What you need to do:
Locate the string "party" in the listing below. Copy every line where it is found.

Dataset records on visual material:

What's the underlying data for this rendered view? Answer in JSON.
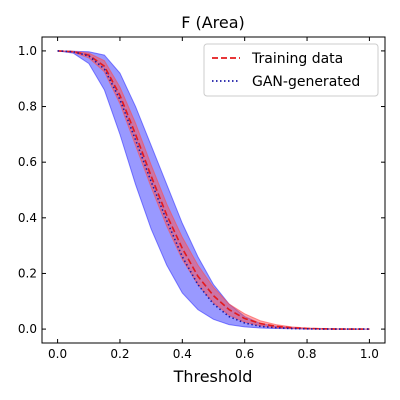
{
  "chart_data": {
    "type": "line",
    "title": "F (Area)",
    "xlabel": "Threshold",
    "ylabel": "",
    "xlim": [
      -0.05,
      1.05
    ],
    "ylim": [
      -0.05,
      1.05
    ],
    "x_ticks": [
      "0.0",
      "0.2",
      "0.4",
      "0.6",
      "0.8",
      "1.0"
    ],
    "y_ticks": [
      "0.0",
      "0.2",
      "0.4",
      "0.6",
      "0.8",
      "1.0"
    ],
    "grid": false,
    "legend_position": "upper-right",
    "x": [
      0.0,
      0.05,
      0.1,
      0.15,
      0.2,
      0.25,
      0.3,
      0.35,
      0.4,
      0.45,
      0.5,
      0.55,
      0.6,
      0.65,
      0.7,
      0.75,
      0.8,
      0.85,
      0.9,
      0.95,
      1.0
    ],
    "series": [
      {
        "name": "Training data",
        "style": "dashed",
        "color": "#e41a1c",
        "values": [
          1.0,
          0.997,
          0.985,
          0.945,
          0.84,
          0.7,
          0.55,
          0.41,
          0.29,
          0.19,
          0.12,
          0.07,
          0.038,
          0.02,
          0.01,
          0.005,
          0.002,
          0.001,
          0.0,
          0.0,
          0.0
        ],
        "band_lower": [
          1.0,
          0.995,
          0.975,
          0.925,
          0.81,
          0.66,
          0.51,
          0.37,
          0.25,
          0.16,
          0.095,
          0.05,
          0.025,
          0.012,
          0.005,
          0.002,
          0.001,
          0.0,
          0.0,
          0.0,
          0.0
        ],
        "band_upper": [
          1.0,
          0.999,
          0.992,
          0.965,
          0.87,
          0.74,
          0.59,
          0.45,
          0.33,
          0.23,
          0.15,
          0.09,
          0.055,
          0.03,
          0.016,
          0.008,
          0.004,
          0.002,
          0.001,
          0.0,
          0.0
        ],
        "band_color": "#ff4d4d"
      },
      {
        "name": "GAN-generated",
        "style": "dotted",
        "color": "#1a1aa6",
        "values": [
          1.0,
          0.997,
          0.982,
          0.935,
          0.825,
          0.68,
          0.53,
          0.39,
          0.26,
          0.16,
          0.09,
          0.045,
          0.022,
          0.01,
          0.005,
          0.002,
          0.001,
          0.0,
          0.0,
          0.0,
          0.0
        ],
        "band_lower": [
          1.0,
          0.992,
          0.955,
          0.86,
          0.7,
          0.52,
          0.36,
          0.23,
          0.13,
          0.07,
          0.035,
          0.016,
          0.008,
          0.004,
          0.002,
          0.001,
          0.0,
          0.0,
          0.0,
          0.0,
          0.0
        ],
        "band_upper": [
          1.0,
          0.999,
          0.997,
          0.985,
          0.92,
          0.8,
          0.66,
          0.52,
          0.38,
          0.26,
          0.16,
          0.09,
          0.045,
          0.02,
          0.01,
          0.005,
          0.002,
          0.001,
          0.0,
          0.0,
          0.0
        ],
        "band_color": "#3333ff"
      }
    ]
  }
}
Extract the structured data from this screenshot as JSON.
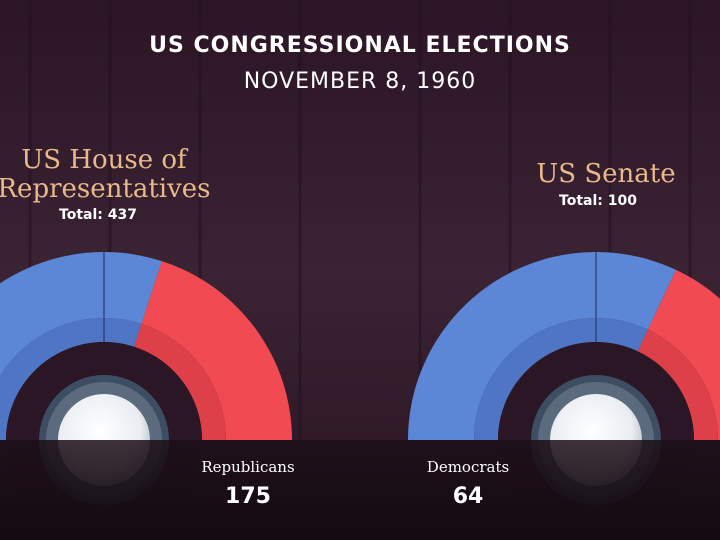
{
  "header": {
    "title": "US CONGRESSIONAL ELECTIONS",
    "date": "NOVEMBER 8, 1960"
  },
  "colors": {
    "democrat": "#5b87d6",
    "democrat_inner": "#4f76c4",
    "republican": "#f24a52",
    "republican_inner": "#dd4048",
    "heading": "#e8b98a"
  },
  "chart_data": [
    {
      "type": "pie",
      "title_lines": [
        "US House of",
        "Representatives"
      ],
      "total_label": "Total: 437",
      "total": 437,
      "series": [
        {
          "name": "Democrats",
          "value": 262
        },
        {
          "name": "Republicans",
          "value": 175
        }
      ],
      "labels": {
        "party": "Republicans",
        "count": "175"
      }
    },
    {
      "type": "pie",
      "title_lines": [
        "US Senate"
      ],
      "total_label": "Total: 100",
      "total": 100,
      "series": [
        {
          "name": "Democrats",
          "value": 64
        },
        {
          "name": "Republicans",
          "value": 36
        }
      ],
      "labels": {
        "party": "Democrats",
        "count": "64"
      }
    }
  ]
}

Response:
        "party": "Republicans",
        "party": "Democrats",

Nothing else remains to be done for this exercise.